■ EXERCISE GOAL
Copy out each line featuring the string "Newsprint" from the entries beneath.

■ DATA PROVIDED

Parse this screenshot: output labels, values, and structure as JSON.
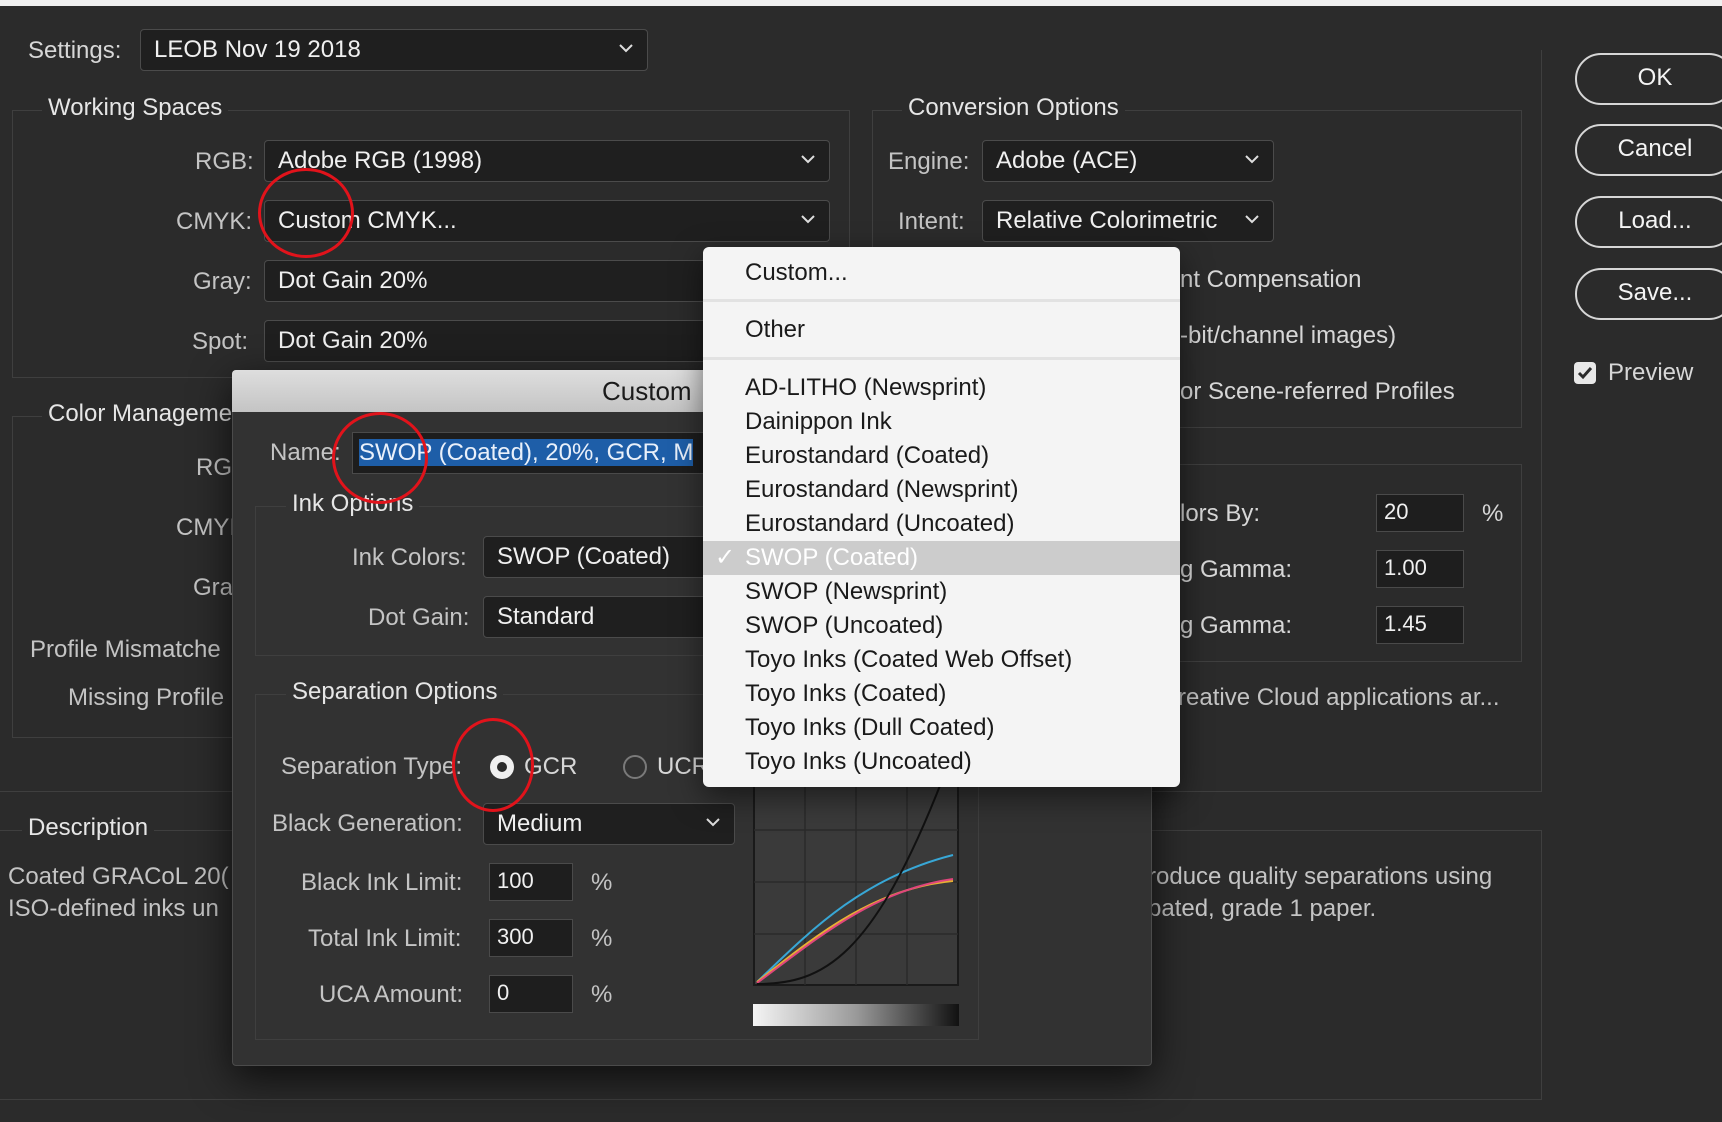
{
  "settings": {
    "label": "Settings:",
    "value": "LEOB Nov 19 2018"
  },
  "working_spaces": {
    "title": "Working Spaces",
    "rgb": {
      "label": "RGB:",
      "value": "Adobe RGB (1998)"
    },
    "cmyk": {
      "label": "CMYK:",
      "value": "Custom CMYK..."
    },
    "gray": {
      "label": "Gray:",
      "value": "Dot Gain 20%"
    },
    "spot": {
      "label": "Spot:",
      "value": "Dot Gain 20%"
    }
  },
  "color_management": {
    "title": "Color Manageme",
    "rgb_label": "RGI",
    "cmyk_label": "CMYI",
    "gray_label": "Gra",
    "profile_mismatch": "Profile Mismatche",
    "missing_profile": "Missing Profile"
  },
  "conversion": {
    "title": "Conversion Options",
    "engine": {
      "label": "Engine:",
      "value": "Adobe (ACE)"
    },
    "intent": {
      "label": "Intent:",
      "value": "Relative Colorimetric"
    },
    "bpc": "nt Compensation",
    "dither": "-bit/channel images)",
    "scene": "or Scene-referred Profiles"
  },
  "advanced": {
    "desaturate": {
      "label": "lors By:",
      "value": "20",
      "unit": "%"
    },
    "blend_rgb": {
      "label": "g Gamma:",
      "value": "1.00"
    },
    "blend_text": {
      "label": "g Gamma:",
      "value": "1.45"
    },
    "sync": "reative Cloud applications ar..."
  },
  "description": {
    "title": "Description",
    "line1": "Coated GRACoL 20(",
    "line2": "ISO-defined inks un",
    "right1": "roduce quality separations using",
    "right2": "bated, grade 1 paper."
  },
  "buttons": {
    "ok": "OK",
    "cancel": "Cancel",
    "load": "Load...",
    "save": "Save..."
  },
  "preview": {
    "label": "Preview",
    "checked": true
  },
  "custom_dialog": {
    "title": "Custom",
    "name_label": "Name:",
    "name_value": "SWOP (Coated), 20%, GCR, M",
    "ink_options": {
      "title": "Ink Options",
      "ink_colors": {
        "label": "Ink Colors:",
        "value": "SWOP (Coated)"
      },
      "dot_gain": {
        "label": "Dot Gain:",
        "value": "Standard"
      }
    },
    "separation_options": {
      "title": "Separation Options",
      "type_label": "Separation Type:",
      "gcr": "GCR",
      "ucr": "UCR",
      "black_generation": {
        "label": "Black Generation:",
        "value": "Medium"
      },
      "black_ink_limit": {
        "label": "Black Ink Limit:",
        "value": "100",
        "unit": "%"
      },
      "total_ink_limit": {
        "label": "Total Ink Limit:",
        "value": "300",
        "unit": "%"
      },
      "uca_amount": {
        "label": "UCA Amount:",
        "value": "0",
        "unit": "%"
      }
    }
  },
  "ink_menu": {
    "items": [
      "Custom...",
      "Other",
      "AD-LITHO (Newsprint)",
      "Dainippon Ink",
      "Eurostandard (Coated)",
      "Eurostandard (Newsprint)",
      "Eurostandard (Uncoated)",
      "SWOP (Coated)",
      "SWOP (Newsprint)",
      "SWOP (Uncoated)",
      "Toyo Inks (Coated Web Offset)",
      "Toyo Inks (Coated)",
      "Toyo Inks (Dull Coated)",
      "Toyo Inks (Uncoated)"
    ],
    "selected": "SWOP (Coated)",
    "check_mark": "✓"
  },
  "colors": {
    "annotation": "#e1131b",
    "highlight": "#1e5ea8",
    "curve_cyan": "#38a7d6",
    "curve_magenta": "#e0457c",
    "curve_yellow": "#e6b133",
    "curve_black": "#111111"
  }
}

■ SOLUTION TO THIS EXERCISE
      "AD-LITHO (Newsprint)",
      "Eurostandard (Newsprint)",
      "SWOP (Newsprint)",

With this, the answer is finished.